### Aim
Look for the word "with" in the entries below, then copy every line that has it.

-------- Listed entries --------

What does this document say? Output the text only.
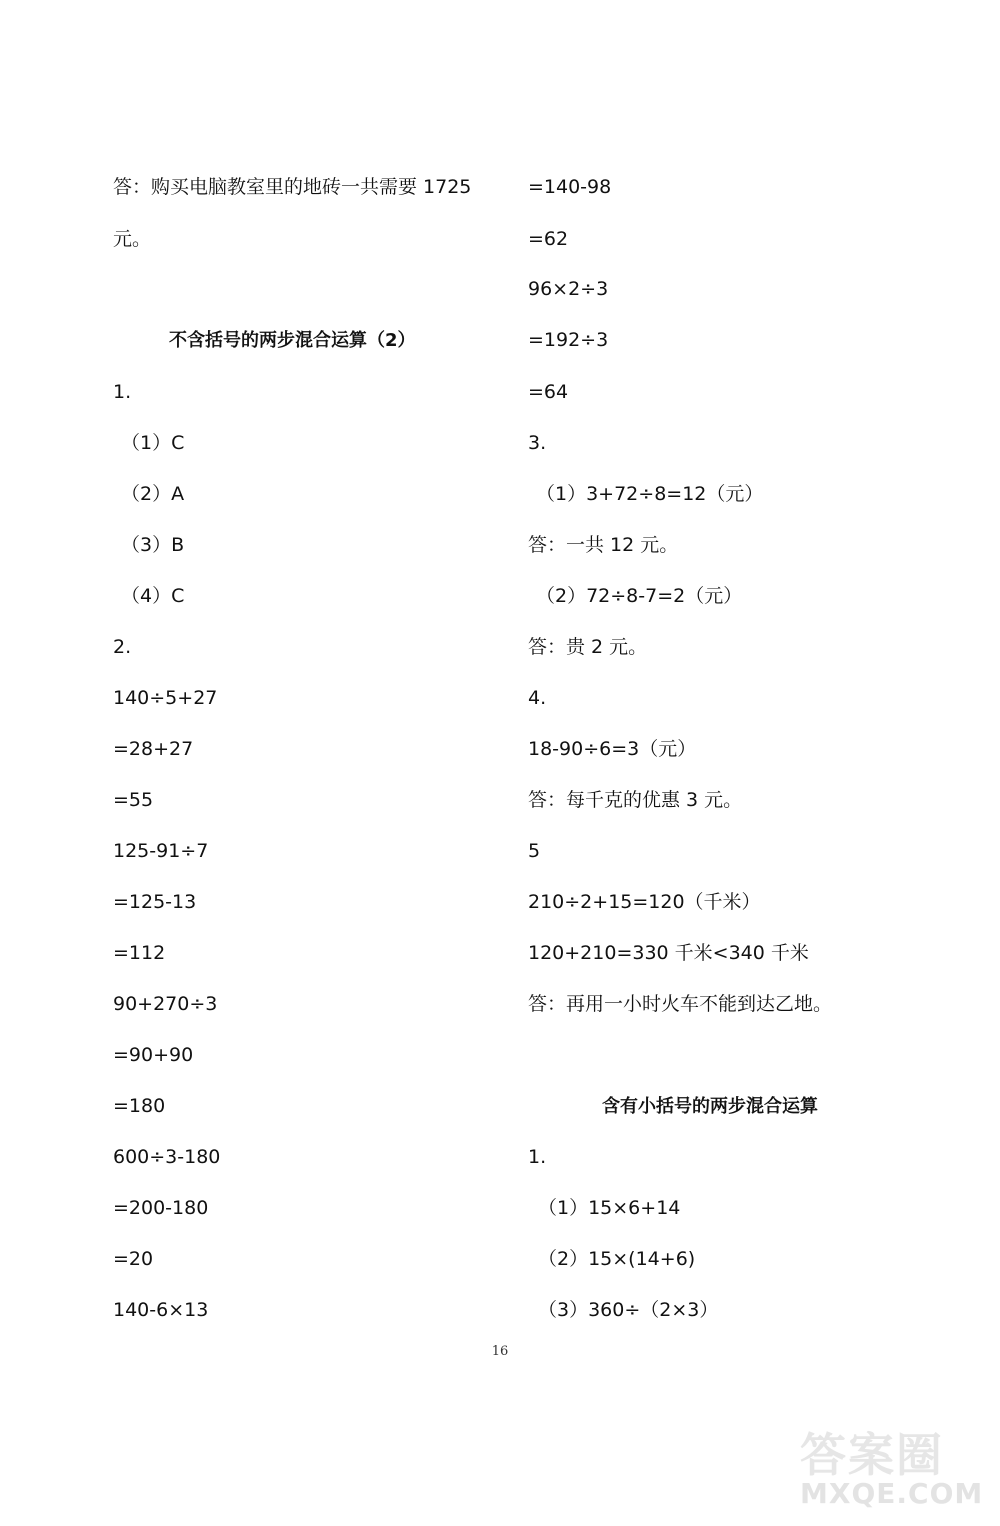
答：购买电脑教室里的地砖一共需要 1725
元。
不含括号的两步混合运算（2）
1.
（1）C
（2）A
（3）B
（4）C
2.
140÷5+27
=28+27
=55
125-91÷7
=125-13
=112
90+270÷3
=90+90
=180
600÷3-180
=200-180
=20
140-6×13
=140-98
=62
96×2÷3
=192÷3
=64
3.
（1）3+72÷8=12（元）
答：一共 12 元。
（2）72÷8-7=2（元）
答：贵 2 元。
4.
18-90÷6=3（元）
答：每千克的优惠 3 元。
5
210÷2+15=120（千米）
120+210=330 千米<340 千米
答：再用一小时火车不能到达乙地。
含有小括号的两步混合运算
1.
（1）15×6+14
（2）15×(14+6)
（3）360÷（2×3）
16
答案圈
MXQE.COM
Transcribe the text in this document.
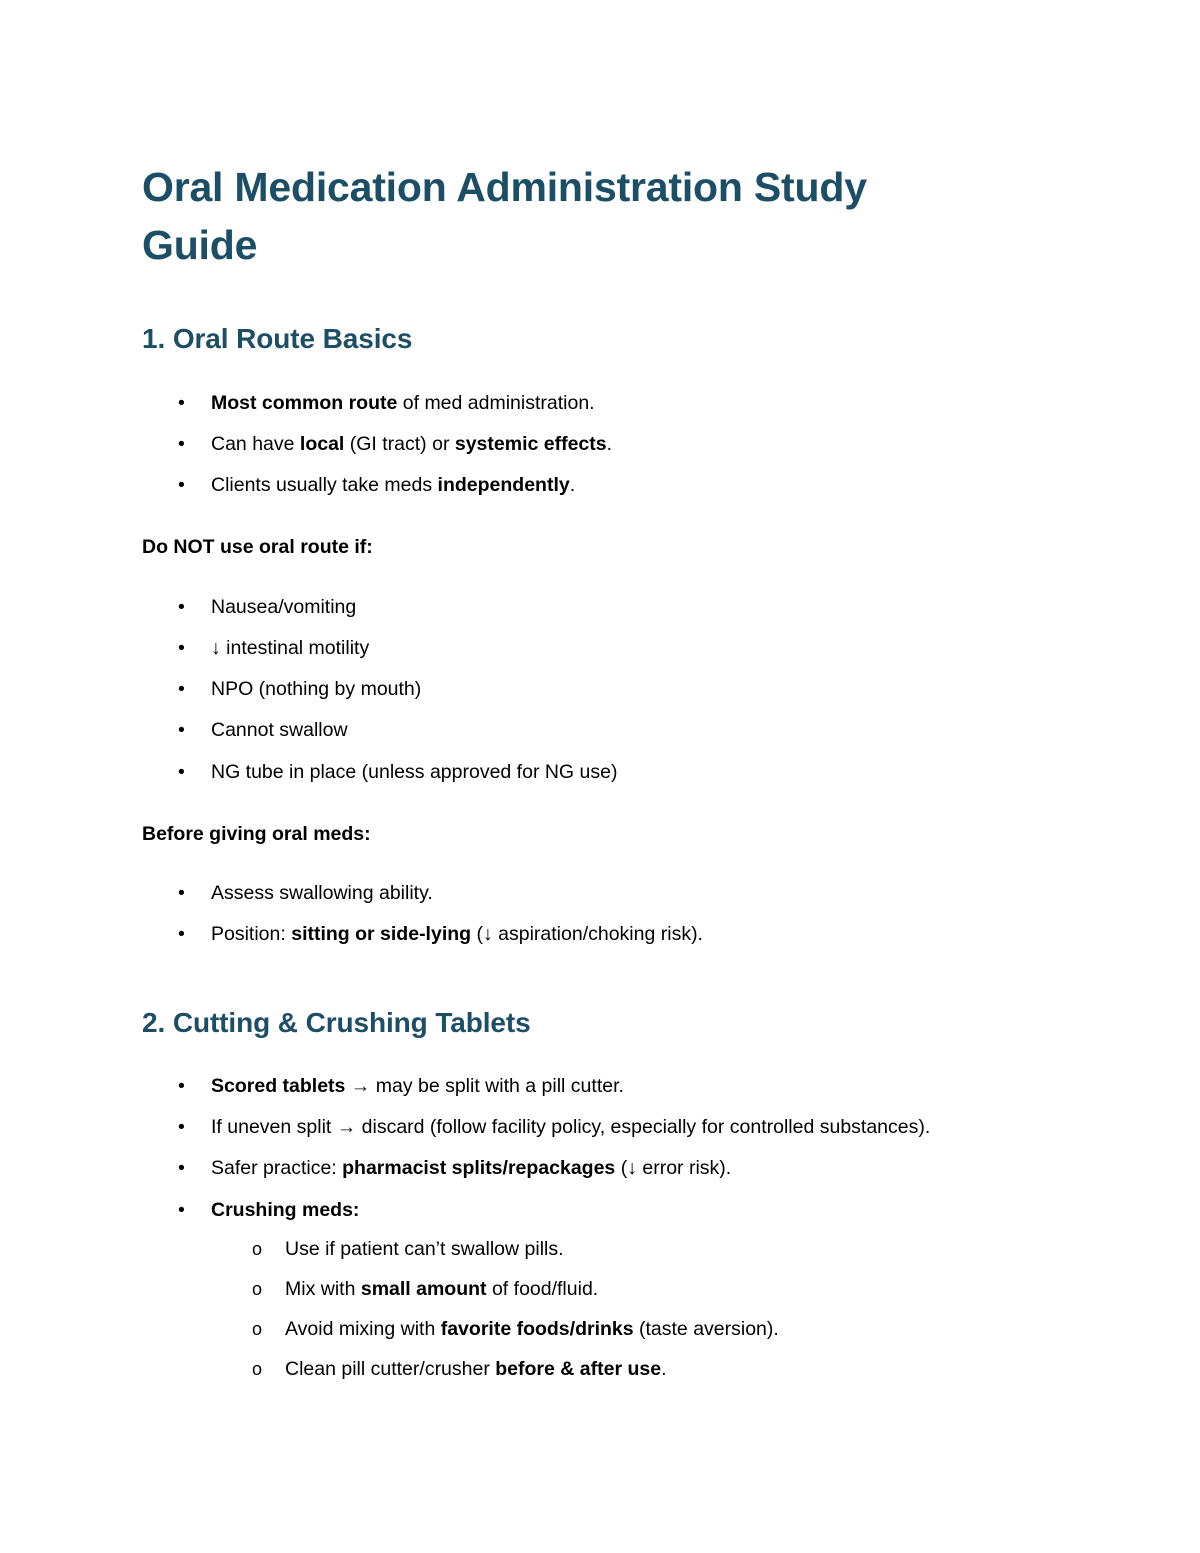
Oral Medication Administration Study Guide
1. Oral Route Basics
• Most common route of med administration.
• Can have local (GI tract) or systemic effects.
• Clients usually take meds independently.

Do NOT use oral route if:

• Nausea/vomiting
• ↓ intestinal motility
• NPO (nothing by mouth)
• Cannot swallow
• NG tube in place (unless approved for NG use)

Before giving oral meds:

• Assess swallowing ability.
• Position: sitting or side-lying (↓ aspiration/choking risk).
2. Cutting & Crushing Tablets
• Scored tablets → may be split with a pill cutter.
• If uneven split → discard (follow facility policy, especially for controlled substances).
• Safer practice: pharmacist splits/repackages (↓ error risk).
• Crushing meds:
o Use if patient can’t swallow pills.
o Mix with small amount of food/fluid.
o Avoid mixing with favorite foods/drinks (taste aversion).
o Clean pill cutter/crusher before & after use.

--------

### Full solution
• Scored tablets → may be split with a pill cutter.
o Mix with small amount of food/fluid.
o Avoid mixing with favorite foods/drinks (taste aversion).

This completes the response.